Goal:
Each record must be retyped in full. No character may differ.

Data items
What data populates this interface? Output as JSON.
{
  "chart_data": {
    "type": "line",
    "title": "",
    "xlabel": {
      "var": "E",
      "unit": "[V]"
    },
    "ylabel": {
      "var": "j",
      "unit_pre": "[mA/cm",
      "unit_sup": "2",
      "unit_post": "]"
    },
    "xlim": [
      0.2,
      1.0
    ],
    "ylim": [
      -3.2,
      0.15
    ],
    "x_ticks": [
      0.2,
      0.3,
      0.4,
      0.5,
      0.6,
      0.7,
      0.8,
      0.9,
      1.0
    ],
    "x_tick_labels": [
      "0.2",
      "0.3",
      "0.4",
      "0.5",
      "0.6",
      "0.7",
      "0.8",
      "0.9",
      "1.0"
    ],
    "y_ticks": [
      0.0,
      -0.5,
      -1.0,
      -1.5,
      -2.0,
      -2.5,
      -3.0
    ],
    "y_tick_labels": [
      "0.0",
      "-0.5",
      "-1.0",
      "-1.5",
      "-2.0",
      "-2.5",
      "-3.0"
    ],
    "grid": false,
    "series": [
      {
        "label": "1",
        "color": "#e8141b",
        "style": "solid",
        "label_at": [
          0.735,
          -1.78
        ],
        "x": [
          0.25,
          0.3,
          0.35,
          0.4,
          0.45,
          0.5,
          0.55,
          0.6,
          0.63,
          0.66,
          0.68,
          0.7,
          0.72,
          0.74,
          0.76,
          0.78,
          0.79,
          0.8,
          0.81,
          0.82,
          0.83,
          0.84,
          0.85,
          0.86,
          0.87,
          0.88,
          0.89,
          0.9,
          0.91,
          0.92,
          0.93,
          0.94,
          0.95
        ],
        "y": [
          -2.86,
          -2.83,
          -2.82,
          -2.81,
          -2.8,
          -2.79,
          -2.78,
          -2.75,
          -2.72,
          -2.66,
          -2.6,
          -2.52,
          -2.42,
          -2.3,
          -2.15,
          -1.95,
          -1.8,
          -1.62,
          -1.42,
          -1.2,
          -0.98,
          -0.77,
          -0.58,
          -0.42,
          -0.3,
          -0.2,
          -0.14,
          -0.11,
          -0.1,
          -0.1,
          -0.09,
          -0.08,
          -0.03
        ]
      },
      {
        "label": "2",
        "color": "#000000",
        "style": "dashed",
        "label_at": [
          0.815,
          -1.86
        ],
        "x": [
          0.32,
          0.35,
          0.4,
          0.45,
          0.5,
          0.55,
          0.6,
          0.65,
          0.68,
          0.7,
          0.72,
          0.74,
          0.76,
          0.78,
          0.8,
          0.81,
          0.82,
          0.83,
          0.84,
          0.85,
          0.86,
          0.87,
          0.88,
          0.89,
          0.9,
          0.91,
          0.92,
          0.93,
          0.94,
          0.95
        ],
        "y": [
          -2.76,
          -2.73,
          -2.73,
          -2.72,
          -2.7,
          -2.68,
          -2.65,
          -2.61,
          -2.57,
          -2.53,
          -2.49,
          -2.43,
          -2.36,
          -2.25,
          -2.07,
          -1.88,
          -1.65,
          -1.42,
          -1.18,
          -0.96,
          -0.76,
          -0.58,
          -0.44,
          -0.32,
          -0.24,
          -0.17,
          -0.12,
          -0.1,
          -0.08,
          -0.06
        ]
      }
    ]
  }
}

Written reply:
What data populates this interface? Output as JSON.
{
  "chart_data": {
    "type": "line",
    "title": "",
    "xlabel": {
      "var": "E",
      "unit": "[V]"
    },
    "ylabel": {
      "var": "j",
      "unit_pre": "[mA/cm",
      "unit_sup": "2",
      "unit_post": "]"
    },
    "xlim": [
      0.2,
      1.0
    ],
    "ylim": [
      -3.2,
      0.15
    ],
    "x_ticks": [
      0.2,
      0.3,
      0.4,
      0.5,
      0.6,
      0.7,
      0.8,
      0.9,
      1.0
    ],
    "x_tick_labels": [
      "0.2",
      "0.3",
      "0.4",
      "0.5",
      "0.6",
      "0.7",
      "0.8",
      "0.9",
      "1.0"
    ],
    "y_ticks": [
      0.0,
      -0.5,
      -1.0,
      -1.5,
      -2.0,
      -2.5,
      -3.0
    ],
    "y_tick_labels": [
      "0.0",
      "-0.5",
      "-1.0",
      "-1.5",
      "-2.0",
      "-2.5",
      "-3.0"
    ],
    "grid": false,
    "series": [
      {
        "label": "1",
        "color": "#e8141b",
        "style": "solid",
        "label_at": [
          0.735,
          -1.78
        ],
        "x": [
          0.25,
          0.3,
          0.35,
          0.4,
          0.45,
          0.5,
          0.55,
          0.6,
          0.63,
          0.66,
          0.68,
          0.7,
          0.72,
          0.74,
          0.76,
          0.78,
          0.79,
          0.8,
          0.81,
          0.82,
          0.83,
          0.84,
          0.85,
          0.86,
          0.87,
          0.88,
          0.89,
          0.9,
          0.91,
          0.92,
          0.93,
          0.94,
          0.95
        ],
        "y": [
          -2.86,
          -2.83,
          -2.82,
          -2.81,
          -2.8,
          -2.79,
          -2.78,
          -2.75,
          -2.72,
          -2.66,
          -2.6,
          -2.52,
          -2.42,
          -2.3,
          -2.15,
          -1.95,
          -1.8,
          -1.62,
          -1.42,
          -1.2,
          -0.98,
          -0.77,
          -0.58,
          -0.42,
          -0.3,
          -0.2,
          -0.14,
          -0.11,
          -0.1,
          -0.1,
          -0.09,
          -0.08,
          -0.03
        ]
      },
      {
        "label": "2",
        "color": "#000000",
        "style": "dashed",
        "label_at": [
          0.815,
          -1.86
        ],
        "x": [
          0.32,
          0.35,
          0.4,
          0.45,
          0.5,
          0.55,
          0.6,
          0.65,
          0.68,
          0.7,
          0.72,
          0.74,
          0.76,
          0.78,
          0.8,
          0.81,
          0.82,
          0.83,
          0.84,
          0.85,
          0.86,
          0.87,
          0.88,
          0.89,
          0.9,
          0.91,
          0.92,
          0.93,
          0.94,
          0.95
        ],
        "y": [
          -2.76,
          -2.73,
          -2.73,
          -2.72,
          -2.7,
          -2.68,
          -2.65,
          -2.61,
          -2.57,
          -2.53,
          -2.49,
          -2.43,
          -2.36,
          -2.25,
          -2.07,
          -1.88,
          -1.65,
          -1.42,
          -1.18,
          -0.96,
          -0.76,
          -0.58,
          -0.44,
          -0.32,
          -0.24,
          -0.17,
          -0.12,
          -0.1,
          -0.08,
          -0.06
        ]
      }
    ]
  }
}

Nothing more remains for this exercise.